Below is a block of records; repeat all of them exactly.

**EXCERPTED DATA**.
»»

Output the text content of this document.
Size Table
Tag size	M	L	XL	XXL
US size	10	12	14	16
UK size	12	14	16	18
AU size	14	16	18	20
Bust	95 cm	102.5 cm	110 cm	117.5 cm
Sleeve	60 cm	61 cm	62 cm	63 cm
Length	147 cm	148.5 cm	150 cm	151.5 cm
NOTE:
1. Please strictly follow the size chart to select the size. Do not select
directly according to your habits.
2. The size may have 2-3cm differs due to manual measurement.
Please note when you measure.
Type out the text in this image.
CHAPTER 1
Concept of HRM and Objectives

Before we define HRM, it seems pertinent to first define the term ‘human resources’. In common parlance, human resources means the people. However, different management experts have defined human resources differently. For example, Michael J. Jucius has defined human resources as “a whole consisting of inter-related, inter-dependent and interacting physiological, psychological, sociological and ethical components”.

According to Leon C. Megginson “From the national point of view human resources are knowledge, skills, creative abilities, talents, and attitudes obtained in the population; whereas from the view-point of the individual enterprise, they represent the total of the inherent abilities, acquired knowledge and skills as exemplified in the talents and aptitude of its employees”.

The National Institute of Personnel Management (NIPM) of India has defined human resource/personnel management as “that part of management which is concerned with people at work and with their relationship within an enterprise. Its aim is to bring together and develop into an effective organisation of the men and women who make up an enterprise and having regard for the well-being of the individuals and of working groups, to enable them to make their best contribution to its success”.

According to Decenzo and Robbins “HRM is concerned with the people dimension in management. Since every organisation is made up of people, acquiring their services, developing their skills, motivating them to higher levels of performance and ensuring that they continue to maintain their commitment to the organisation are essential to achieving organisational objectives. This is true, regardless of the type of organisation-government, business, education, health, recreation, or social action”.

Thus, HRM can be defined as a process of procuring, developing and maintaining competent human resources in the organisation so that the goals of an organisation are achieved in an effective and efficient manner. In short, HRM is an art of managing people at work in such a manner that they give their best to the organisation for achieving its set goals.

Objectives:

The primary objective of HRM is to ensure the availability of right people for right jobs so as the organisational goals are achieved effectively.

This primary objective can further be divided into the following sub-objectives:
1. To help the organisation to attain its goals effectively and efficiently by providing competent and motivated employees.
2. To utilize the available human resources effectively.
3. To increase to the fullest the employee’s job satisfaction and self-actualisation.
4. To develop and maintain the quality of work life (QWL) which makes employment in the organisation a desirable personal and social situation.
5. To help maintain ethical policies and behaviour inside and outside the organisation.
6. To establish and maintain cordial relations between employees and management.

««

**SOLVED EXERCISE**.
Output the text content of this document.
Size Table
Tag size	M	L	XL	XXL
US size	10	12	14	16
UK size	12	14	16	18
AU size	14	16	18	20
Bust	95 cm	102.5 cm	110 cm	117.5 cm
Sleeve	60 cm	61 cm	62 cm	63 cm
Length	147 cm	148.5 cm	150 cm	151.5 cm
NOTE:
1. Please strictly follow the size chart to select the size. Do not select
directly according to your habits.
2. The size may have 2-3cm differs due to manual measurement.
Please note when you measure.
Type out the text in this image.
CHAPTER 1
Concept of HRM and Objectives

Before we define HRM, it seems pertinent to first define the term ‘human resources’. In common parlance, human resources means the people. However, different management experts have defined human resources differently. For example, Michael J. Jucius has defined human resources as “a whole consisting of inter-related, inter-dependent and interacting physiological, psychological, sociological and ethical components”.

According to Leon C. Megginson “From the national point of view human resources are knowledge, skills, creative abilities, talents, and attitudes obtained in the population; whereas from the view-point of the individual enterprise, they represent the total of the inherent abilities, acquired knowledge and skills as exemplified in the talents and aptitude of its employees”.

The National Institute of Personnel Management (NIPM) of India has defined human resource/personnel management as “that part of management which is concerned with people at work and with their relationship within an enterprise. Its aim is to bring together and develop into an effective organisation of the men and women who make up an enterprise and having regard for the well-being of the individuals and of working groups, to enable them to make their best contribution to its success”.

According to Decenzo and Robbins “HRM is concerned with the people dimension in management. Since every organisation is made up of people, acquiring their services, developing their skills, motivating them to higher levels of performance and ensuring that they continue to maintain their commitment to the organisation are essential to achieving organisational objectives. This is true, regardless of the type of organisation-government, business, education, health, recreation, or social action”.

Thus, HRM can be defined as a process of procuring, developing and maintaining competent human resources in the organisation so that the goals of an organisation are achieved in an effective and efficient manner. In short, HRM is an art of managing people at work in such a manner that they give their best to the organisation for achieving its set goals.

Objectives:

The primary objective of HRM is to ensure the availability of right people for right jobs so as the organisational goals are achieved effectively.

This primary objective can further be divided into the following sub-objectives:
1. To help the organisation to attain its goals effectively and efficiently by providing competent and motivated employees.
2. To utilize the available human resources effectively.
3. To increase to the fullest the employee’s job satisfaction and self-actualisation.
4. To develop and maintain the quality of work life (QWL) which makes employment in the organisation a desirable personal and social situation.
5. To help maintain ethical policies and behaviour inside and outside the organisation.
6. To establish and maintain cordial relations between employees and management.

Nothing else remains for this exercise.